Stated exercise: Below are some entries. Copy each line that holds the string "ποινή".

┌─ Records for processing

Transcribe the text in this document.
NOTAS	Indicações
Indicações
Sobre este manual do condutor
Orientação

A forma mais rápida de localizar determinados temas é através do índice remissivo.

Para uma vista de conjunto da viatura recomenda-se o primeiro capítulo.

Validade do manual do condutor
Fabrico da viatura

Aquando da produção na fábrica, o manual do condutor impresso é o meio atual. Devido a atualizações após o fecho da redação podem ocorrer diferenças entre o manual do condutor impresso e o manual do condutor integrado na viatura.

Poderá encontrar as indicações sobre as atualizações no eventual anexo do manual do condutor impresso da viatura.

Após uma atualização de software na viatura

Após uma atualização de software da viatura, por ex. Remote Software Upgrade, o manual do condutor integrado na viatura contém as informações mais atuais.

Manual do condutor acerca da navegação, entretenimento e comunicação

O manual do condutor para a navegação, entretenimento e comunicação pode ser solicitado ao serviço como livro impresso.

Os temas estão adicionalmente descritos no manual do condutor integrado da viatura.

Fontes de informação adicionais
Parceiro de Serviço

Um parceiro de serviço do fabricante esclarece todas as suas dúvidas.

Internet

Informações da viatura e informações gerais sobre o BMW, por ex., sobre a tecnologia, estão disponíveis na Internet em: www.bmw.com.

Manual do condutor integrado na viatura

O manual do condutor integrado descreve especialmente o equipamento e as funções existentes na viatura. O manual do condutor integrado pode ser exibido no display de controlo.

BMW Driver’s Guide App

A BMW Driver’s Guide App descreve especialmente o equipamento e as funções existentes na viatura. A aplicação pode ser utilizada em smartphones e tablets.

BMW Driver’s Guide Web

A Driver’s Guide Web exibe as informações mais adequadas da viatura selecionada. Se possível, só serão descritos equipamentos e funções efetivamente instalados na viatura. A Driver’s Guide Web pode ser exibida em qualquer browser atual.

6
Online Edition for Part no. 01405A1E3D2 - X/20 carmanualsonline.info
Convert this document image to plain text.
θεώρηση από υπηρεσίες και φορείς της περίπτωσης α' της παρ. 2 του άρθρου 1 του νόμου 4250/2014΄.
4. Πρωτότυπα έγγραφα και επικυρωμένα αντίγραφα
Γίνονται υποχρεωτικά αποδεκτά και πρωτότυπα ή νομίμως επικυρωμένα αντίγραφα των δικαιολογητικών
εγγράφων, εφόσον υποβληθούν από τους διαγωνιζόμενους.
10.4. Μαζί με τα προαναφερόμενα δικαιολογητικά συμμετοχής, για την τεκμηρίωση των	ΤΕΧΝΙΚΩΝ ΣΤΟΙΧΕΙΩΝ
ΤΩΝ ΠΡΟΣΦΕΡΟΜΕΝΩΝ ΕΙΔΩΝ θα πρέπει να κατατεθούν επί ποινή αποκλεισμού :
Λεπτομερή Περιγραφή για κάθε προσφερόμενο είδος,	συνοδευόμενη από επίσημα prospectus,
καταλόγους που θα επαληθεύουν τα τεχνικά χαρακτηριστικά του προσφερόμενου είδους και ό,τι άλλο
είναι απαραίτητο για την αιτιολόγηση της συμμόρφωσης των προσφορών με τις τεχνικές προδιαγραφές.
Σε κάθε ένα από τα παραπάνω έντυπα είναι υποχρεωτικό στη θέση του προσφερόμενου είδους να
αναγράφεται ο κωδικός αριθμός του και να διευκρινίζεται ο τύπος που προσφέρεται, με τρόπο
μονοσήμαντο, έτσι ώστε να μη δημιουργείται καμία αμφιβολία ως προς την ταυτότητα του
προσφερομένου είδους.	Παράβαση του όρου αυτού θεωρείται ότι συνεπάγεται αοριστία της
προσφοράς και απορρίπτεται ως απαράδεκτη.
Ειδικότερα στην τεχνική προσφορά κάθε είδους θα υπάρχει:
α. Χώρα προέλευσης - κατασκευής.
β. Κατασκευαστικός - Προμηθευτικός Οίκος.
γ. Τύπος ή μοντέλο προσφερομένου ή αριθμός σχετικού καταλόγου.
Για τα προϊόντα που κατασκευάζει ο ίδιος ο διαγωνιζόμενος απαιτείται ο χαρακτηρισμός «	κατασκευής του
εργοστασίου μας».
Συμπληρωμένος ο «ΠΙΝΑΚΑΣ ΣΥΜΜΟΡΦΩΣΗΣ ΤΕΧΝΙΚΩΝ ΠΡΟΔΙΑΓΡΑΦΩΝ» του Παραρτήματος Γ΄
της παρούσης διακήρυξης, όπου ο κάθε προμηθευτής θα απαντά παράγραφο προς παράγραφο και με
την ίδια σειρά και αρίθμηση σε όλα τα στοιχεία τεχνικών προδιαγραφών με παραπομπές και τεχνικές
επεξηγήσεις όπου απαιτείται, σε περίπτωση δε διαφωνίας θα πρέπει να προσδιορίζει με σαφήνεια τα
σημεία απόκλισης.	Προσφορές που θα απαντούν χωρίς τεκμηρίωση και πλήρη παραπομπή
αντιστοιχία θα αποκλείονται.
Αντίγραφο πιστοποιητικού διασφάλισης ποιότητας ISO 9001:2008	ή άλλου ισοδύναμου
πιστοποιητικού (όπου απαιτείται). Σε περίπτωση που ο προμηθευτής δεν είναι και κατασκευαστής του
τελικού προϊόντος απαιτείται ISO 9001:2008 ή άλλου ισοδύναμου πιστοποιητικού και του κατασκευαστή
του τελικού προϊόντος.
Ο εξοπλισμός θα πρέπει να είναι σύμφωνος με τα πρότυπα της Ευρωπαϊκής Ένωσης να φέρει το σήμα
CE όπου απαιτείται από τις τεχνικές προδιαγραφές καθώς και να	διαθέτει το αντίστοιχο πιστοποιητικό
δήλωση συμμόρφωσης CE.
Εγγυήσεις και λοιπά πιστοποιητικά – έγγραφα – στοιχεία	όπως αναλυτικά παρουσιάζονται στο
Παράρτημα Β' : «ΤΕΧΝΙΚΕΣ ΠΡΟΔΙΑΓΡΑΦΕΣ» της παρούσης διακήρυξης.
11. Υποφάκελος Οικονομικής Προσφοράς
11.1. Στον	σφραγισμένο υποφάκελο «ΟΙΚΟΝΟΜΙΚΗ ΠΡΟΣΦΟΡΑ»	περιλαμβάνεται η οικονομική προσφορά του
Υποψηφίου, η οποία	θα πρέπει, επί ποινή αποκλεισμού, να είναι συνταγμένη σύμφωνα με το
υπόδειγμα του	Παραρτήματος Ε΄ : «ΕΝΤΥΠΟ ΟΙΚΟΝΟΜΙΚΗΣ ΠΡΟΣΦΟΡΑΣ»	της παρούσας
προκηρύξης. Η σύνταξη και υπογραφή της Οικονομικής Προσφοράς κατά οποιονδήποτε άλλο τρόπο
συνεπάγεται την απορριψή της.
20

└─

Written answer:
ΤΩΝ ΠΡΟΣΦΕΡΟΜΕΝΩΝ ΕΙΔΩΝ θα πρέπει να κατατεθούν επί ποινή αποκλεισμού :
Υποψηφίου, η οποία	θα πρέπει, επί ποινή αποκλεισμού, να είναι συνταγμένη σύμφωνα με το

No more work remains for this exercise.